* Start Entries shown *

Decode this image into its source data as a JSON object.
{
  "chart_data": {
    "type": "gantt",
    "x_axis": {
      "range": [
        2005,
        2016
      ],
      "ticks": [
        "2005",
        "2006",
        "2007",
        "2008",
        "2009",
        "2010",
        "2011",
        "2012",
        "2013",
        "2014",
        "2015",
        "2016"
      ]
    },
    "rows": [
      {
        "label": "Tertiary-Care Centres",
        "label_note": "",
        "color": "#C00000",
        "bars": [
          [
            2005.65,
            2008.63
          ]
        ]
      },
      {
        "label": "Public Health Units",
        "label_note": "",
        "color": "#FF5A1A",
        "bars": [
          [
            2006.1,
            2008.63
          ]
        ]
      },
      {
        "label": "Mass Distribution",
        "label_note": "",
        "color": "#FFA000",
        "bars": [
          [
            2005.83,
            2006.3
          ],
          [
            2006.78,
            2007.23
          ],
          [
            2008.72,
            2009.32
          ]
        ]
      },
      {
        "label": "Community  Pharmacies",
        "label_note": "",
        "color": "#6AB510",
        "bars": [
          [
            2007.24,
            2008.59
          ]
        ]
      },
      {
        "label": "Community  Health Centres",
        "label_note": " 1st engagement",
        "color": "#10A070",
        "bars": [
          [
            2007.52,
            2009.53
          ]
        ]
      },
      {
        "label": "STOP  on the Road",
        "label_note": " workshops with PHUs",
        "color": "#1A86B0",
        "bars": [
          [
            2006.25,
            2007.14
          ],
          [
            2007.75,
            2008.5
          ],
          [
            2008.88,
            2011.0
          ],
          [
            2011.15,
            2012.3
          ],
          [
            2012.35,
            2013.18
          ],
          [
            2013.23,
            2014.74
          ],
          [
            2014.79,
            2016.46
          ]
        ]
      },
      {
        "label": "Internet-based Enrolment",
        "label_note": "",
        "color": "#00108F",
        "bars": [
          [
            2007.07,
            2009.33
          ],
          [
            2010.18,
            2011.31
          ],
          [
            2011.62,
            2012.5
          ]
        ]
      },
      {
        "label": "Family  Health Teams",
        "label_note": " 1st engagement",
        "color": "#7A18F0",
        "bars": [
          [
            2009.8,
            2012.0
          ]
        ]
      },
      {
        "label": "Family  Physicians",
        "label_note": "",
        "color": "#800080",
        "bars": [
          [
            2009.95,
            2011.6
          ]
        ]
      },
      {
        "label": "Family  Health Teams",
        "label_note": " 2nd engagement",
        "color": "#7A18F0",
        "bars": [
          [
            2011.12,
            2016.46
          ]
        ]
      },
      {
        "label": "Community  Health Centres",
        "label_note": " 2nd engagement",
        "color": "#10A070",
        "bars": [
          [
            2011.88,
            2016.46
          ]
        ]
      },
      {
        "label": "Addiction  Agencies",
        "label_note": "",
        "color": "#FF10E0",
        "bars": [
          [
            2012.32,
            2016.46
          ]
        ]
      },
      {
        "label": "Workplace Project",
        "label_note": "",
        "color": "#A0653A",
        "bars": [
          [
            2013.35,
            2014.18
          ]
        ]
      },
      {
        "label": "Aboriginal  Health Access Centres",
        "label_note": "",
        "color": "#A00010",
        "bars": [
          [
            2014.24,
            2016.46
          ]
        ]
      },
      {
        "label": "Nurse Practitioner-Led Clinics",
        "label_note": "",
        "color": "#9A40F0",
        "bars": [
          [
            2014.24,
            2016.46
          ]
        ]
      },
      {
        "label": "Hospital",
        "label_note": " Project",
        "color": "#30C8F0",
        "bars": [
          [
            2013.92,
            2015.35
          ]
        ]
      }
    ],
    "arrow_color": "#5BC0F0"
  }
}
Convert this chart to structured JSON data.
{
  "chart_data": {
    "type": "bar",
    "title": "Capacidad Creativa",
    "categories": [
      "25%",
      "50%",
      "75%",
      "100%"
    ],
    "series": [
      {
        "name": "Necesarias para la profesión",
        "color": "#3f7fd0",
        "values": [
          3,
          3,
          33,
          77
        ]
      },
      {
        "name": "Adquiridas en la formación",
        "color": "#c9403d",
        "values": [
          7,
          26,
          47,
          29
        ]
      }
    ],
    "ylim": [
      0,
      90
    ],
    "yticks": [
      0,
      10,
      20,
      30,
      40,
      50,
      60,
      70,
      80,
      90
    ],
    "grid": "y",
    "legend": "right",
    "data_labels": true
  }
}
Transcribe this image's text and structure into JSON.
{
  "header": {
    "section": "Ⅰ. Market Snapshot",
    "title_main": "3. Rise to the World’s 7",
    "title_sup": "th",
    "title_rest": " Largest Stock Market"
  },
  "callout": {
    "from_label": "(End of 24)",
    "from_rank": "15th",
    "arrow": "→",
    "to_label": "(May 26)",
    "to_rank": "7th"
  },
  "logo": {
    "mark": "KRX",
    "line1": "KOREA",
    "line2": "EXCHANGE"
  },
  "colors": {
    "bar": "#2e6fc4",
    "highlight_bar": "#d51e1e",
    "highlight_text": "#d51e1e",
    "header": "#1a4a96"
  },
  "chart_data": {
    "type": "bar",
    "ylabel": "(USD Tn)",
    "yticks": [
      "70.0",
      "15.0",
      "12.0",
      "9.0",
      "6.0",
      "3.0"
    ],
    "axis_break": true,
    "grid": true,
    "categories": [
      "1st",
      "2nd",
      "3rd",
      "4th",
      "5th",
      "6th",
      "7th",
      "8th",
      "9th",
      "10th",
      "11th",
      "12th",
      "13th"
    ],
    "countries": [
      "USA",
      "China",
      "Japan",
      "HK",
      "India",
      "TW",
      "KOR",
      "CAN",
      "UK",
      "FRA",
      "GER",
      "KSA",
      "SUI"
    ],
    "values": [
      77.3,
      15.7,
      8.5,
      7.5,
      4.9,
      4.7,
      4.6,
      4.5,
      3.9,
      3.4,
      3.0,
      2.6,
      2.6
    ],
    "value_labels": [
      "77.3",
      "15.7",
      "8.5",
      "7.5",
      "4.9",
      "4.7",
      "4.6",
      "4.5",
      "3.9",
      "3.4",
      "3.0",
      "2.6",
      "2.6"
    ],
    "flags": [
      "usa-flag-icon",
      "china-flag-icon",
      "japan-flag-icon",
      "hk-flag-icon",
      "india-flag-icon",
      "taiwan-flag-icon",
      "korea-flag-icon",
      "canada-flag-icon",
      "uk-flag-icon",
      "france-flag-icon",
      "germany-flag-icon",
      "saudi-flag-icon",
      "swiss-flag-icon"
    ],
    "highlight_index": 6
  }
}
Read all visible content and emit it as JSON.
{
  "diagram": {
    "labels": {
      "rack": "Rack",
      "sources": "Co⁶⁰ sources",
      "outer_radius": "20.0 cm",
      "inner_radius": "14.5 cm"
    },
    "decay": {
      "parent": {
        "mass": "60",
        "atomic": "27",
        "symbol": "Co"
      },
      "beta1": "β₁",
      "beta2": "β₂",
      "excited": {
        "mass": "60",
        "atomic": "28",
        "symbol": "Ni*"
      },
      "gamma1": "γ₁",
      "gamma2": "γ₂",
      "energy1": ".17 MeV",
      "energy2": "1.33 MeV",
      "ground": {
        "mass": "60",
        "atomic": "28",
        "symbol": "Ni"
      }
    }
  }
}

* End Entries shown *

__Stated exercise__
Extract every line of the records above that contains the word "true".

__Answer to the exercise__
    "data_labels": true
    "axis_break": true,
    "grid": true,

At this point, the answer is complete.